Task brief - Transcribe each of the records below exactly, excluding all pictures.

___

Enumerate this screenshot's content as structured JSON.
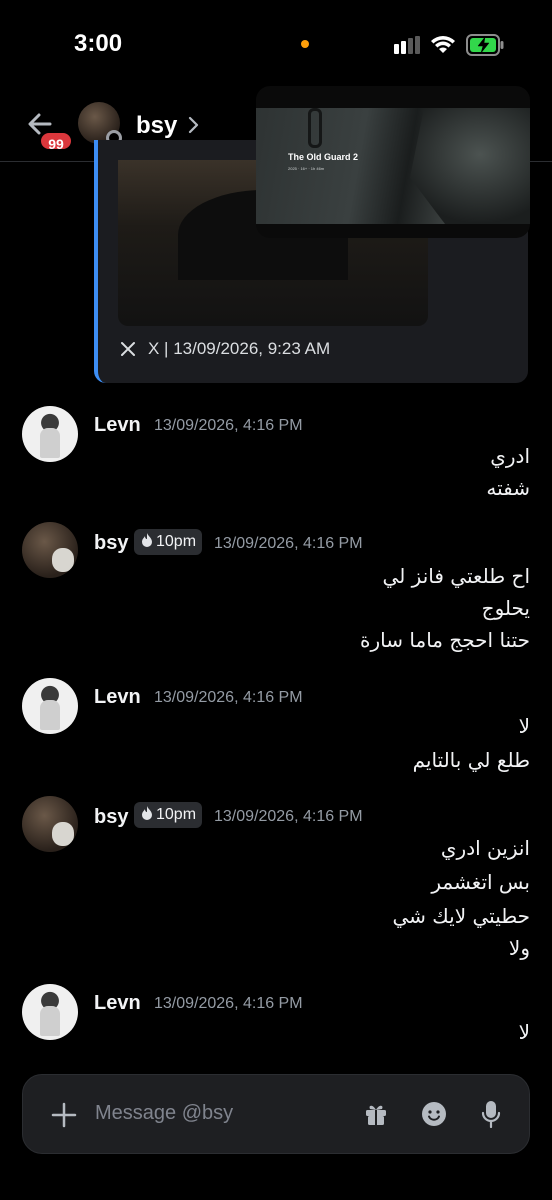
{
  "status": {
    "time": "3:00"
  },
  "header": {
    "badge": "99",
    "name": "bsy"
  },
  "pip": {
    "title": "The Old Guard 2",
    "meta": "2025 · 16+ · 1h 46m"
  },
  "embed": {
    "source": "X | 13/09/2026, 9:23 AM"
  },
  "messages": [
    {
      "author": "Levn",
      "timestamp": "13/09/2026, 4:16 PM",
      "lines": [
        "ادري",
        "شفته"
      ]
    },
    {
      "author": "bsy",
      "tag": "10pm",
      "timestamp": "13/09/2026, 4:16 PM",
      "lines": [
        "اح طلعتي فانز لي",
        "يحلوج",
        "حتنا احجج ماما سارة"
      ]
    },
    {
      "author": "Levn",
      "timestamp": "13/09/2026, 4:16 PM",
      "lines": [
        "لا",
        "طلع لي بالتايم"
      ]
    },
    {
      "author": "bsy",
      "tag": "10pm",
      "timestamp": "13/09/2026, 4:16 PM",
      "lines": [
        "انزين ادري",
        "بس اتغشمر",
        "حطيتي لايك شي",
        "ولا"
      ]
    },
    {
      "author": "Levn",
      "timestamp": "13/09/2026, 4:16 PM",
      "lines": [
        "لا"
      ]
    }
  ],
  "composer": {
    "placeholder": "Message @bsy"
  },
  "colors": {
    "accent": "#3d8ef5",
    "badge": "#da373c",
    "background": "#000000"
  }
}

___

Written reply -
Enumerate this screenshot's content as structured JSON.
{
  "status": {
    "time": "3:00"
  },
  "header": {
    "badge": "99",
    "name": "bsy"
  },
  "pip": {
    "title": "The Old Guard 2",
    "meta": "2025 · 16+ · 1h 46m"
  },
  "embed": {
    "source": "X | 13/09/2026, 9:23 AM"
  },
  "messages": [
    {
      "author": "Levn",
      "timestamp": "13/09/2026, 4:16 PM",
      "lines": [
        "ادري",
        "شفته"
      ]
    },
    {
      "author": "bsy",
      "tag": "10pm",
      "timestamp": "13/09/2026, 4:16 PM",
      "lines": [
        "اح طلعتي فانز لي",
        "يحلوج",
        "حتنا احجج ماما سارة"
      ]
    },
    {
      "author": "Levn",
      "timestamp": "13/09/2026, 4:16 PM",
      "lines": [
        "لا",
        "طلع لي بالتايم"
      ]
    },
    {
      "author": "bsy",
      "tag": "10pm",
      "timestamp": "13/09/2026, 4:16 PM",
      "lines": [
        "انزين ادري",
        "بس اتغشمر",
        "حطيتي لايك شي",
        "ولا"
      ]
    },
    {
      "author": "Levn",
      "timestamp": "13/09/2026, 4:16 PM",
      "lines": [
        "لا"
      ]
    }
  ],
  "composer": {
    "placeholder": "Message @bsy"
  },
  "colors": {
    "accent": "#3d8ef5",
    "badge": "#da373c",
    "background": "#000000"
  }
}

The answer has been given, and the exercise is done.